[[ STUDY TEXT open ]]

Cryptanalytic attack on an RFID chip
Steven M. Bellovin
smb at cs.columbia.edu
Sat Jan 29 13:09:32 EST 2005
Steve Bono, Matthew Green, Adam Stubblefield, Ari Juels, Avi Rubin, and
Michael Szydlo have successfully attacked a cryptographically-enabled
RFID chip made by Texas Instruments. This chip is used in anti-theft
automobile immobilizers and in the ExxonMobil SpeedPass. You can find
details at http://www.rfidanalysis.org/ (and a link to the draft paper),
and a New York Times article at http://www.nytimes.com/2005/01/29/national/29key.html
The paper itself is very nice, and combines RF techniques,
cryptanalysis, Internet sleuthing, space-time tradeoffs, and more.
There are some points I'm sure we'll be discussing at length, such as
the authors' decision to withhold some of the details of their attack,
the actual effective range of an RFID transponder when the attacker
uses a suitable antenna, and the practical significance of the work.
But oddly enough, what struck me was TI's response: rather than
attacking the researchers, they co-operated, to the extent of providing
them with challenge keys to see if the technique was really that
effective. TI is to be congratulated -- such a response is all too
rare.
Btw, the paper suggests carrying car keys or SpeedPasses in aluminum
foil. I suspect that a more practical form factor is a spring-loaded
conductive sleeve that normally surrounds the RFID chip, but is push
back either manually or on key insertion.

[[ STUDY TEXT closed ]]
[[ RECORD EXTRACTS open ]]

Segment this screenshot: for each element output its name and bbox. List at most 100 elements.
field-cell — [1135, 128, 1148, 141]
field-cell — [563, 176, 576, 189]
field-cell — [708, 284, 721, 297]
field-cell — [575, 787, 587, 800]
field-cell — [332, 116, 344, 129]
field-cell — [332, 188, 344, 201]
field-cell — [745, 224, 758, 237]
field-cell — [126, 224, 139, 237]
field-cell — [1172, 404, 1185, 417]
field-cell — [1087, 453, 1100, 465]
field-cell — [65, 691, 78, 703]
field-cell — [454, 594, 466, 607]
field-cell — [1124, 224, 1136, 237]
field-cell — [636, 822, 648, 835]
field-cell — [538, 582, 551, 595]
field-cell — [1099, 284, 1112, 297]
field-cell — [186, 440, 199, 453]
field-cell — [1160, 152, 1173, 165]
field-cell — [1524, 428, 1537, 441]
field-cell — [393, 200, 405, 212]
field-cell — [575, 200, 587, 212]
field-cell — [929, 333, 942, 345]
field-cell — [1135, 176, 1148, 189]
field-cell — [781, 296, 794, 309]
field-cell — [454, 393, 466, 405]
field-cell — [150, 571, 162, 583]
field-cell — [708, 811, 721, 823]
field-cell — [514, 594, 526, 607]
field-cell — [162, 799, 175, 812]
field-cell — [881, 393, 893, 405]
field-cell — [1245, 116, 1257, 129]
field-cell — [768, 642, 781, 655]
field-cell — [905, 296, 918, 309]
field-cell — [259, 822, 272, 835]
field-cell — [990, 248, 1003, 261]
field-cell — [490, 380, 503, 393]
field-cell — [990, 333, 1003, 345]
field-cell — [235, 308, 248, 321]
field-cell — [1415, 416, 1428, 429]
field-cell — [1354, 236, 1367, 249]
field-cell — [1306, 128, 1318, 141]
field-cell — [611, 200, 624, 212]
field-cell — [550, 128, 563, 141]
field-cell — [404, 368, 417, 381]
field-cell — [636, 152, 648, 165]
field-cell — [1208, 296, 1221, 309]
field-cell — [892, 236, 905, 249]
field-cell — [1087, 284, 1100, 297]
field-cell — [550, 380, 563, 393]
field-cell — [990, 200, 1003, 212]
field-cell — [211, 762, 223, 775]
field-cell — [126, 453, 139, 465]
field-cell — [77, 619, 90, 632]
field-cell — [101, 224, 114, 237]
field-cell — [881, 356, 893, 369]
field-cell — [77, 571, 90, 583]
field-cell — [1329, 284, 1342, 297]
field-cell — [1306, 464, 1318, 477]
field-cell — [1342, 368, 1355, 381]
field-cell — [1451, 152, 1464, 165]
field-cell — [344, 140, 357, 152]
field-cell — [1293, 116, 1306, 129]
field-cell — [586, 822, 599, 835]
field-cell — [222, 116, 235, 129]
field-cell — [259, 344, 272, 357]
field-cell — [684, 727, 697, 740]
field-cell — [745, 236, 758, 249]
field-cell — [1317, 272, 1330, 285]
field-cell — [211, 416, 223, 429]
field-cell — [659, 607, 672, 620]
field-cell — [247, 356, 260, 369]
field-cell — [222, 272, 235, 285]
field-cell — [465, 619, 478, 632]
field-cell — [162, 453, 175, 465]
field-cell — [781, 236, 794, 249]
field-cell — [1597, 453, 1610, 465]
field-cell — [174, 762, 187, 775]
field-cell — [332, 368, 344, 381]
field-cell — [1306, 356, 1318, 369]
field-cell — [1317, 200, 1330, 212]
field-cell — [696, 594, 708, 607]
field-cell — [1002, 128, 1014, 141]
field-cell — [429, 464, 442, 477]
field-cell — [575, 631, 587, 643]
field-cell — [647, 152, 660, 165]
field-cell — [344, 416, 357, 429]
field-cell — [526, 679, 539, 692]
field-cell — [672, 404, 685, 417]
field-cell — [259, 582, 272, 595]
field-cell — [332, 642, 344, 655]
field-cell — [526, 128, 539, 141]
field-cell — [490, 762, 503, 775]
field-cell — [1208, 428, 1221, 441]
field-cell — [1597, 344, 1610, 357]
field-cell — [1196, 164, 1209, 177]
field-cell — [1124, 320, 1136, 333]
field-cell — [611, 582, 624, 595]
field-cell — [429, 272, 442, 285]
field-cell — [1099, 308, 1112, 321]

[[ RECORD EXTRACTS closed ]]

◆ WORK TO COMPLETE:
In the post about the attack on the RFID chip, how did Texas Instruments respond to the researchers?

◆ ANSWER BELOW:
It co-operated with them, even providing challenge keys so they could check whether the technique was really that effective.